Task prompt: Repeat the listing below in full, exactly as it stands.

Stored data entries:
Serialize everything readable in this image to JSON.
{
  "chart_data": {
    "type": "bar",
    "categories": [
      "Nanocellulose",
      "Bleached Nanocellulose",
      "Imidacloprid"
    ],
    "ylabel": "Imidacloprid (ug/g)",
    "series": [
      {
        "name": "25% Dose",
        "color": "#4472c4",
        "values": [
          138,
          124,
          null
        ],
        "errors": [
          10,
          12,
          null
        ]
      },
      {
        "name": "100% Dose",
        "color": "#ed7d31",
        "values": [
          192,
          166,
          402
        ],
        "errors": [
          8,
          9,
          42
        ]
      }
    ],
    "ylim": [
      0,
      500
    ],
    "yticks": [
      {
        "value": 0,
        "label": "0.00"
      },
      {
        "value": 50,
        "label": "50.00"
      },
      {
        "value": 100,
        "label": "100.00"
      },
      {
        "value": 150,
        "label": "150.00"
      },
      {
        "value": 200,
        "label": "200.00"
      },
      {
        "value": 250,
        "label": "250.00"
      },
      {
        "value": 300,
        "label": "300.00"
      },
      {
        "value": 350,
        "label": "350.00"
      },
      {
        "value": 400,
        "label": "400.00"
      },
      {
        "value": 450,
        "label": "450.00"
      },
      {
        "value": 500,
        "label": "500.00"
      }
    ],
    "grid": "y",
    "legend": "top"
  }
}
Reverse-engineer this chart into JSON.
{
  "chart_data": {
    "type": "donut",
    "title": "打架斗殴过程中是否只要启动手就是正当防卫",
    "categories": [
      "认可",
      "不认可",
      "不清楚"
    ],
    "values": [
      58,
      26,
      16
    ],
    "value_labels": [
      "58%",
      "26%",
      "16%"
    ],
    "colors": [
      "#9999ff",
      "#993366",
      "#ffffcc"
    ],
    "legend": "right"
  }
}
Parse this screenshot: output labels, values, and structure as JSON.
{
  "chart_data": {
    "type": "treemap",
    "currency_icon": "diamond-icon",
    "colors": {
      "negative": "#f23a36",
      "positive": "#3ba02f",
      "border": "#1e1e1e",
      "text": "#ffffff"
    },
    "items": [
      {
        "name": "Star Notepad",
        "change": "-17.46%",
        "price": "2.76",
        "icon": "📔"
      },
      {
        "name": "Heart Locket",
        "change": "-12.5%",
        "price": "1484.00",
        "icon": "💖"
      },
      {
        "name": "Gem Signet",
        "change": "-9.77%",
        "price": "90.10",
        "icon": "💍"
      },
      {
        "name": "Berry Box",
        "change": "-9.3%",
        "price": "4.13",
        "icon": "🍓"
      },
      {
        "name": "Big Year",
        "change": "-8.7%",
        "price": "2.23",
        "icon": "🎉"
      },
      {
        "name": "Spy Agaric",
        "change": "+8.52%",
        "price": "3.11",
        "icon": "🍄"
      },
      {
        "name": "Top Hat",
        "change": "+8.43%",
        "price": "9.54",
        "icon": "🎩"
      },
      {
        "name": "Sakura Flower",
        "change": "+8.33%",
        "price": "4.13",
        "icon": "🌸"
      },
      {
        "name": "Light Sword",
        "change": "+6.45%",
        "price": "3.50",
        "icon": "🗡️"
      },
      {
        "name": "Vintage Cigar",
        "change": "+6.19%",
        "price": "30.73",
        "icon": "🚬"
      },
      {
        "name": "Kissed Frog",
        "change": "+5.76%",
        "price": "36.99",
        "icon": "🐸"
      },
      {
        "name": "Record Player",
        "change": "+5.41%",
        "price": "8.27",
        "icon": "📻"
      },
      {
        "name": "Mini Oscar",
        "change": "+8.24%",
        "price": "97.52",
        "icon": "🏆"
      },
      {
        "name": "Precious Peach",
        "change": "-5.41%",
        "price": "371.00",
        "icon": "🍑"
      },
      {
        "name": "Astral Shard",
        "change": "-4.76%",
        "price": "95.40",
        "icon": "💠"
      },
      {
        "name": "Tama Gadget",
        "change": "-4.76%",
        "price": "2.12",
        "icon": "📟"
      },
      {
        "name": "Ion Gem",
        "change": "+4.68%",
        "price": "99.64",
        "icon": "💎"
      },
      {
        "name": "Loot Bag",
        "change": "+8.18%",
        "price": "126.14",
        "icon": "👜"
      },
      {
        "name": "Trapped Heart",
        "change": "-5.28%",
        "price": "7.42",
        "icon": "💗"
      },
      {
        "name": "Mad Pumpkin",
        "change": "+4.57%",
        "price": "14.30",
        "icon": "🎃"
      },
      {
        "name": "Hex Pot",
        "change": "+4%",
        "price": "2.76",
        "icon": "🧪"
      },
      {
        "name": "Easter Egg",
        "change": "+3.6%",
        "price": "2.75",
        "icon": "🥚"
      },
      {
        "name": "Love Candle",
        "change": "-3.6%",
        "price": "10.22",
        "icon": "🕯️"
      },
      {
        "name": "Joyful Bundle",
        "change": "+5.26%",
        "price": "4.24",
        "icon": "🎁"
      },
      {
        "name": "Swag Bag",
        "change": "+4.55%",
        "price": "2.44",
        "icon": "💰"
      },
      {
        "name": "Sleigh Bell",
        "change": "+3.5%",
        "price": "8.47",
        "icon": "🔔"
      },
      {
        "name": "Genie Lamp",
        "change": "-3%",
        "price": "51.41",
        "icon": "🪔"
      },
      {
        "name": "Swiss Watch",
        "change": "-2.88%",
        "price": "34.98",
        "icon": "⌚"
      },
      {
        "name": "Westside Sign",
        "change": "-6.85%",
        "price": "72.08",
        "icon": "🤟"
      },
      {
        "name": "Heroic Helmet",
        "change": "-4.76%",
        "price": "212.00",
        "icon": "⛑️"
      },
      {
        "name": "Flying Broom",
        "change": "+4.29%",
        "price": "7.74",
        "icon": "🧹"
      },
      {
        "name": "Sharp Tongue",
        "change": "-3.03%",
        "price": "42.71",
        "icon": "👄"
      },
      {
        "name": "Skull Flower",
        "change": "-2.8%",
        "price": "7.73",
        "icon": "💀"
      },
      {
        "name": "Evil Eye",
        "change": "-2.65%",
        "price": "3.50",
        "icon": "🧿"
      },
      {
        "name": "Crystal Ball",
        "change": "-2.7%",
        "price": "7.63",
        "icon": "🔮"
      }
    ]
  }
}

Written reply:
Serialize everything readable in this image to JSON.
{
  "chart_data": {
    "type": "bar",
    "categories": [
      "Nanocellulose",
      "Bleached Nanocellulose",
      "Imidacloprid"
    ],
    "ylabel": "Imidacloprid (ug/g)",
    "series": [
      {
        "name": "25% Dose",
        "color": "#4472c4",
        "values": [
          138,
          124,
          null
        ],
        "errors": [
          10,
          12,
          null
        ]
      },
      {
        "name": "100% Dose",
        "color": "#ed7d31",
        "values": [
          192,
          166,
          402
        ],
        "errors": [
          8,
          9,
          42
        ]
      }
    ],
    "ylim": [
      0,
      500
    ],
    "yticks": [
      {
        "value": 0,
        "label": "0.00"
      },
      {
        "value": 50,
        "label": "50.00"
      },
      {
        "value": 100,
        "label": "100.00"
      },
      {
        "value": 150,
        "label": "150.00"
      },
      {
        "value": 200,
        "label": "200.00"
      },
      {
        "value": 250,
        "label": "250.00"
      },
      {
        "value": 300,
        "label": "300.00"
      },
      {
        "value": 350,
        "label": "350.00"
      },
      {
        "value": 400,
        "label": "400.00"
      },
      {
        "value": 450,
        "label": "450.00"
      },
      {
        "value": 500,
        "label": "500.00"
      }
    ],
    "grid": "y",
    "legend": "top"
  }
}
Reverse-engineer this chart into JSON.
{
  "chart_data": {
    "type": "donut",
    "title": "打架斗殴过程中是否只要启动手就是正当防卫",
    "categories": [
      "认可",
      "不认可",
      "不清楚"
    ],
    "values": [
      58,
      26,
      16
    ],
    "value_labels": [
      "58%",
      "26%",
      "16%"
    ],
    "colors": [
      "#9999ff",
      "#993366",
      "#ffffcc"
    ],
    "legend": "right"
  }
}
Parse this screenshot: output labels, values, and structure as JSON.
{
  "chart_data": {
    "type": "treemap",
    "currency_icon": "diamond-icon",
    "colors": {
      "negative": "#f23a36",
      "positive": "#3ba02f",
      "border": "#1e1e1e",
      "text": "#ffffff"
    },
    "items": [
      {
        "name": "Star Notepad",
        "change": "-17.46%",
        "price": "2.76",
        "icon": "📔"
      },
      {
        "name": "Heart Locket",
        "change": "-12.5%",
        "price": "1484.00",
        "icon": "💖"
      },
      {
        "name": "Gem Signet",
        "change": "-9.77%",
        "price": "90.10",
        "icon": "💍"
      },
      {
        "name": "Berry Box",
        "change": "-9.3%",
        "price": "4.13",
        "icon": "🍓"
      },
      {
        "name": "Big Year",
        "change": "-8.7%",
        "price": "2.23",
        "icon": "🎉"
      },
      {
        "name": "Spy Agaric",
        "change": "+8.52%",
        "price": "3.11",
        "icon": "🍄"
      },
      {
        "name": "Top Hat",
        "change": "+8.43%",
        "price": "9.54",
        "icon": "🎩"
      },
      {
        "name": "Sakura Flower",
        "change": "+8.33%",
        "price": "4.13",
        "icon": "🌸"
      },
      {
        "name": "Light Sword",
        "change": "+6.45%",
        "price": "3.50",
        "icon": "🗡️"
      },
      {
        "name": "Vintage Cigar",
        "change": "+6.19%",
        "price": "30.73",
        "icon": "🚬"
      },
      {
        "name": "Kissed Frog",
        "change": "+5.76%",
        "price": "36.99",
        "icon": "🐸"
      },
      {
        "name": "Record Player",
        "change": "+5.41%",
        "price": "8.27",
        "icon": "📻"
      },
      {
        "name": "Mini Oscar",
        "change": "+8.24%",
        "price": "97.52",
        "icon": "🏆"
      },
      {
        "name": "Precious Peach",
        "change": "-5.41%",
        "price": "371.00",
        "icon": "🍑"
      },
      {
        "name": "Astral Shard",
        "change": "-4.76%",
        "price": "95.40",
        "icon": "💠"
      },
      {
        "name": "Tama Gadget",
        "change": "-4.76%",
        "price": "2.12",
        "icon": "📟"
      },
      {
        "name": "Ion Gem",
        "change": "+4.68%",
        "price": "99.64",
        "icon": "💎"
      },
      {
        "name": "Loot Bag",
        "change": "+8.18%",
        "price": "126.14",
        "icon": "👜"
      },
      {
        "name": "Trapped Heart",
        "change": "-5.28%",
        "price": "7.42",
        "icon": "💗"
      },
      {
        "name": "Mad Pumpkin",
        "change": "+4.57%",
        "price": "14.30",
        "icon": "🎃"
      },
      {
        "name": "Hex Pot",
        "change": "+4%",
        "price": "2.76",
        "icon": "🧪"
      },
      {
        "name": "Easter Egg",
        "change": "+3.6%",
        "price": "2.75",
        "icon": "🥚"
      },
      {
        "name": "Love Candle",
        "change": "-3.6%",
        "price": "10.22",
        "icon": "🕯️"
      },
      {
        "name": "Joyful Bundle",
        "change": "+5.26%",
        "price": "4.24",
        "icon": "🎁"
      },
      {
        "name": "Swag Bag",
        "change": "+4.55%",
        "price": "2.44",
        "icon": "💰"
      },
      {
        "name": "Sleigh Bell",
        "change": "+3.5%",
        "price": "8.47",
        "icon": "🔔"
      },
      {
        "name": "Genie Lamp",
        "change": "-3%",
        "price": "51.41",
        "icon": "🪔"
      },
      {
        "name": "Swiss Watch",
        "change": "-2.88%",
        "price": "34.98",
        "icon": "⌚"
      },
      {
        "name": "Westside Sign",
        "change": "-6.85%",
        "price": "72.08",
        "icon": "🤟"
      },
      {
        "name": "Heroic Helmet",
        "change": "-4.76%",
        "price": "212.00",
        "icon": "⛑️"
      },
      {
        "name": "Flying Broom",
        "change": "+4.29%",
        "price": "7.74",
        "icon": "🧹"
      },
      {
        "name": "Sharp Tongue",
        "change": "-3.03%",
        "price": "42.71",
        "icon": "👄"
      },
      {
        "name": "Skull Flower",
        "change": "-2.8%",
        "price": "7.73",
        "icon": "💀"
      },
      {
        "name": "Evil Eye",
        "change": "-2.65%",
        "price": "3.50",
        "icon": "🧿"
      },
      {
        "name": "Crystal Ball",
        "change": "-2.7%",
        "price": "7.63",
        "icon": "🔮"
      }
    ]
  }
}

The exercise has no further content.